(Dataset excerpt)
--------------------------------

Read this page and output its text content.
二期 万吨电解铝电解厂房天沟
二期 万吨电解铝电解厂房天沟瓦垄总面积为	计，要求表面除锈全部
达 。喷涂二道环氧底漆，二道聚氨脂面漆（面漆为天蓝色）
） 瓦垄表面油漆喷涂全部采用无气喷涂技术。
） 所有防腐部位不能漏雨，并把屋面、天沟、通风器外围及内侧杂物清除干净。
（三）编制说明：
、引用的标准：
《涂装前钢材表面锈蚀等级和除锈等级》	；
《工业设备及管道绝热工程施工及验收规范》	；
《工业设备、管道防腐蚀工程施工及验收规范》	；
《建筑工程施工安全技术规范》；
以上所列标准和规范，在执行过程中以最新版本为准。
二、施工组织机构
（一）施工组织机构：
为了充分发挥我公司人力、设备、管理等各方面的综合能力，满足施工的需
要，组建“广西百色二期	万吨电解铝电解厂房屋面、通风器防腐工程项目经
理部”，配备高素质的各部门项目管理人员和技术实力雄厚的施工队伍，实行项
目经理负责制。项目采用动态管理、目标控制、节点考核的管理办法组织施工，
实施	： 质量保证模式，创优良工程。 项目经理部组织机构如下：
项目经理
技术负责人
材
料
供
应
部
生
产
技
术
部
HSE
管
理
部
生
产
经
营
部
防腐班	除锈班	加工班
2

--------------------------------

CHALLENGE: Using the listing above, reproduce each line without omission.

THE RESULT:
Read this page and output its text content.
二期 万吨电解铝电解厂房天沟
二期 万吨电解铝电解厂房天沟瓦垄总面积为	计，要求表面除锈全部
达 。喷涂二道环氧底漆，二道聚氨脂面漆（面漆为天蓝色）
） 瓦垄表面油漆喷涂全部采用无气喷涂技术。
） 所有防腐部位不能漏雨，并把屋面、天沟、通风器外围及内侧杂物清除干净。
（三）编制说明：
、引用的标准：
《涂装前钢材表面锈蚀等级和除锈等级》	；
《工业设备及管道绝热工程施工及验收规范》	；
《工业设备、管道防腐蚀工程施工及验收规范》	；
《建筑工程施工安全技术规范》；
以上所列标准和规范，在执行过程中以最新版本为准。
二、施工组织机构
（一）施工组织机构：
为了充分发挥我公司人力、设备、管理等各方面的综合能力，满足施工的需
要，组建“广西百色二期	万吨电解铝电解厂房屋面、通风器防腐工程项目经
理部”，配备高素质的各部门项目管理人员和技术实力雄厚的施工队伍，实行项
目经理负责制。项目采用动态管理、目标控制、节点考核的管理办法组织施工，
实施	： 质量保证模式，创优良工程。 项目经理部组织机构如下：
项目经理
技术负责人
材
料
供
应
部
生
产
技
术
部
HSE
管
理
部
生
产
经
营
部
防腐班	除锈班	加工班
2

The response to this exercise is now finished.